**GIVEN ENTRIES**
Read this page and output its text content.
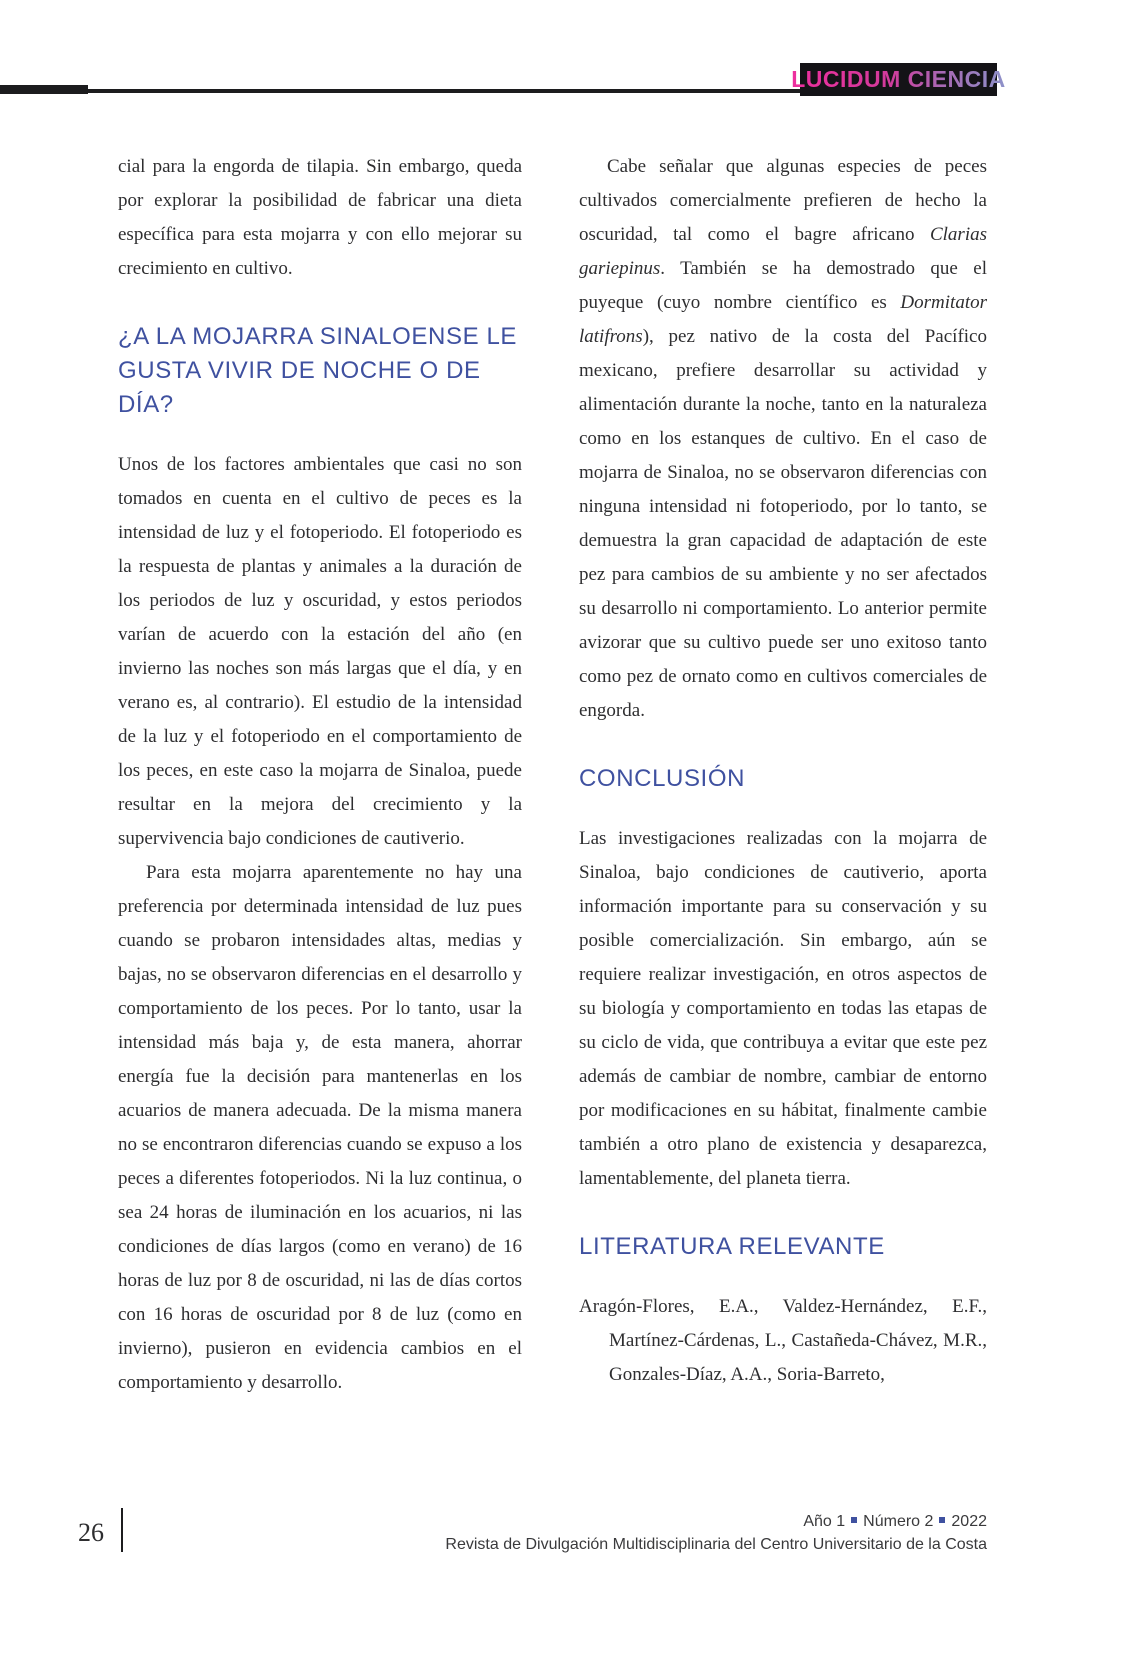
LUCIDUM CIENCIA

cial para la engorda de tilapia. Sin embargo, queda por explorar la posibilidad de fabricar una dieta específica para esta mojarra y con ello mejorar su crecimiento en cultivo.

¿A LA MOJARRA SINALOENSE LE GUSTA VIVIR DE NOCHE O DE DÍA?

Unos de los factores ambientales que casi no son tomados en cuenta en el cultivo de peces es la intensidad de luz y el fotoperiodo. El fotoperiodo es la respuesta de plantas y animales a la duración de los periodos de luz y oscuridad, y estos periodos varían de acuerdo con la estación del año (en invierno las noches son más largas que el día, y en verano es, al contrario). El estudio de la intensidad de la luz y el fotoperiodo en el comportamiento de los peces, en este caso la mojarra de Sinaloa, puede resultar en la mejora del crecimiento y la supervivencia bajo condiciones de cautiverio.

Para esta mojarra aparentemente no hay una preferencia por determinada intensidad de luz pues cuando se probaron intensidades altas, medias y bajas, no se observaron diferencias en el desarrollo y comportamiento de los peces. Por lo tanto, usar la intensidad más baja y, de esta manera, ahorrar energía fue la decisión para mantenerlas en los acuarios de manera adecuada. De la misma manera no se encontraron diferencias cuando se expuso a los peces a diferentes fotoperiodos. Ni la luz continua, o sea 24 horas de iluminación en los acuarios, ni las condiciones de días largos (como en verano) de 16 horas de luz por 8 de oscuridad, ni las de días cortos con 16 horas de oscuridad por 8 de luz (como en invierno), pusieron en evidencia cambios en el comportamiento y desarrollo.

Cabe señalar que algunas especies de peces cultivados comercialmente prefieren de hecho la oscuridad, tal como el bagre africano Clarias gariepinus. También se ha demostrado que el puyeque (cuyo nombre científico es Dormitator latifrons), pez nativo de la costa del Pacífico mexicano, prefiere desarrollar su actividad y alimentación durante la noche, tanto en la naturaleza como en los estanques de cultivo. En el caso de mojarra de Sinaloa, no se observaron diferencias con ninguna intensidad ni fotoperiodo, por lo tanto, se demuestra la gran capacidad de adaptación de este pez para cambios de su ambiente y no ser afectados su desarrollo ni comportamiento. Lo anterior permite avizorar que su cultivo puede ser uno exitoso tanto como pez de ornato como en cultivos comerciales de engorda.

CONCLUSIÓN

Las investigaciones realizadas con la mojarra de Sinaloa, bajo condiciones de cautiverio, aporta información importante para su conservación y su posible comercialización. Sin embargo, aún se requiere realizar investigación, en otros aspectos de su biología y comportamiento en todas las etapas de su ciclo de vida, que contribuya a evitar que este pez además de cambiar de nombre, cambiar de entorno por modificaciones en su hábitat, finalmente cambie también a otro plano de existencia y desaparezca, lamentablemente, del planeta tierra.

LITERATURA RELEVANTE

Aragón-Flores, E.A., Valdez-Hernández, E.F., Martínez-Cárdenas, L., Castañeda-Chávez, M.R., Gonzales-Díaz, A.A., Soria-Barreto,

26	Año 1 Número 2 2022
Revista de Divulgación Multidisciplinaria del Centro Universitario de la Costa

**WHAT THE EXERCISE ASKS**
From the entries above, copy out every line where the string "crecimiento" appears.

**TASK RESPONSE**
cial para la engorda de tilapia. Sin embargo, queda por explorar la posibilidad de fabricar una dieta específica para esta mojarra y con ello mejorar su crecimiento en cultivo.
Unos de los factores ambientales que casi no son tomados en cuenta en el cultivo de peces es la intensidad de luz y el fotoperiodo. El fotoperiodo es la respuesta de plantas y animales a la duración de los periodos de luz y oscuridad, y estos periodos varían de acuerdo con la estación del año (en invierno las noches son más largas que el día, y en verano es, al contrario). El estudio de la intensidad de la luz y el fotoperiodo en el comportamiento de los peces, en este caso la mojarra de Sinaloa, puede resultar en la mejora del crecimiento y la supervivencia bajo condiciones de cautiverio.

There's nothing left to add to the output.